▶

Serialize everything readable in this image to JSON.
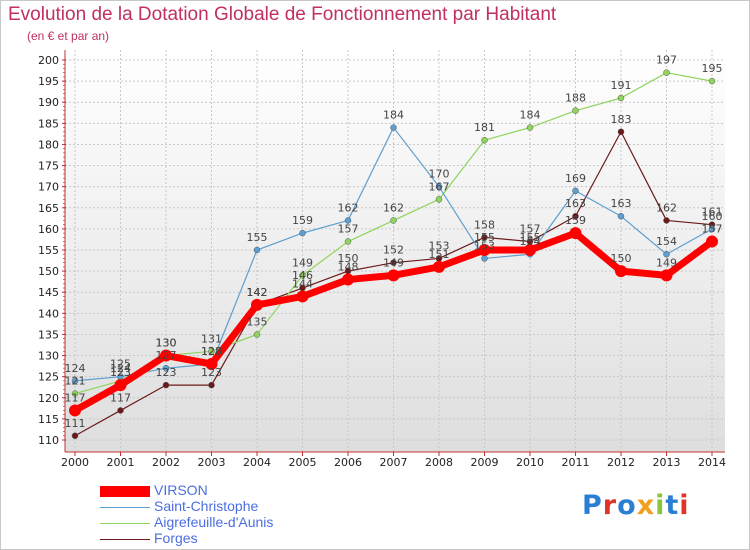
{
  "title": "Evolution de la Dotation Globale de Fonctionnement par Habitant",
  "subtitle": "(en € et par an)",
  "logo_text": "Proxiti",
  "logo_colors": [
    "#2a7fd4",
    "#e0332a",
    "#2a7fd4",
    "#f0a020",
    "#8ac43a",
    "#2a7fd4",
    "#e0332a"
  ],
  "chart_data": {
    "type": "line",
    "title": "Evolution de la Dotation Globale de Fonctionnement par Habitant",
    "subtitle": "(en € et par an)",
    "x": [
      "2000",
      "2001",
      "2002",
      "2003",
      "2004",
      "2005",
      "2006",
      "2007",
      "2008",
      "2009",
      "2010",
      "2011",
      "2012",
      "2013",
      "2014"
    ],
    "yticks": [
      "110",
      "115",
      "120",
      "125",
      "130",
      "135",
      "140",
      "145",
      "150",
      "155",
      "160",
      "165",
      "170",
      "175",
      "180",
      "185",
      "190",
      "195",
      "200"
    ],
    "ylim": [
      110,
      200
    ],
    "legend_position": "bottom-left",
    "grid": true,
    "series": [
      {
        "name": "VIRSON",
        "color": "#ff0000",
        "values": [
          117,
          123,
          130,
          128,
          142,
          144,
          148,
          149,
          151,
          155,
          155,
          159,
          150,
          149,
          157
        ]
      },
      {
        "name": "Saint-Christophe",
        "color": "#5d9fd0",
        "values": [
          124,
          125,
          127,
          128,
          155,
          159,
          162,
          184,
          170,
          153,
          154,
          169,
          163,
          154,
          160
        ]
      },
      {
        "name": "Aigrefeuille-d'Aunis",
        "color": "#8fd45c",
        "values": [
          121,
          124,
          130,
          131,
          135,
          149,
          157,
          162,
          167,
          181,
          184,
          188,
          191,
          197,
          195
        ]
      },
      {
        "name": "Forges",
        "color": "#6b1a1a",
        "values": [
          111,
          117,
          123,
          123,
          142,
          146,
          150,
          152,
          153,
          158,
          157,
          163,
          183,
          162,
          161
        ]
      }
    ]
  }
}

◀

### THE TASK
Every record gets retyped exactly; no picture goes into the copy.

### REPLY TO THE EXERCISE
Serialize everything readable in this image to JSON.
{
  "title": "Evolution de la Dotation Globale de Fonctionnement par Habitant",
  "subtitle": "(en € et par an)",
  "logo_text": "Proxiti",
  "logo_colors": [
    "#2a7fd4",
    "#e0332a",
    "#2a7fd4",
    "#f0a020",
    "#8ac43a",
    "#2a7fd4",
    "#e0332a"
  ],
  "chart_data": {
    "type": "line",
    "title": "Evolution de la Dotation Globale de Fonctionnement par Habitant",
    "subtitle": "(en € et par an)",
    "x": [
      "2000",
      "2001",
      "2002",
      "2003",
      "2004",
      "2005",
      "2006",
      "2007",
      "2008",
      "2009",
      "2010",
      "2011",
      "2012",
      "2013",
      "2014"
    ],
    "yticks": [
      "110",
      "115",
      "120",
      "125",
      "130",
      "135",
      "140",
      "145",
      "150",
      "155",
      "160",
      "165",
      "170",
      "175",
      "180",
      "185",
      "190",
      "195",
      "200"
    ],
    "ylim": [
      110,
      200
    ],
    "legend_position": "bottom-left",
    "grid": true,
    "series": [
      {
        "name": "VIRSON",
        "color": "#ff0000",
        "values": [
          117,
          123,
          130,
          128,
          142,
          144,
          148,
          149,
          151,
          155,
          155,
          159,
          150,
          149,
          157
        ]
      },
      {
        "name": "Saint-Christophe",
        "color": "#5d9fd0",
        "values": [
          124,
          125,
          127,
          128,
          155,
          159,
          162,
          184,
          170,
          153,
          154,
          169,
          163,
          154,
          160
        ]
      },
      {
        "name": "Aigrefeuille-d'Aunis",
        "color": "#8fd45c",
        "values": [
          121,
          124,
          130,
          131,
          135,
          149,
          157,
          162,
          167,
          181,
          184,
          188,
          191,
          197,
          195
        ]
      },
      {
        "name": "Forges",
        "color": "#6b1a1a",
        "values": [
          111,
          117,
          123,
          123,
          142,
          146,
          150,
          152,
          153,
          158,
          157,
          163,
          183,
          162,
          161
        ]
      }
    ]
  }
}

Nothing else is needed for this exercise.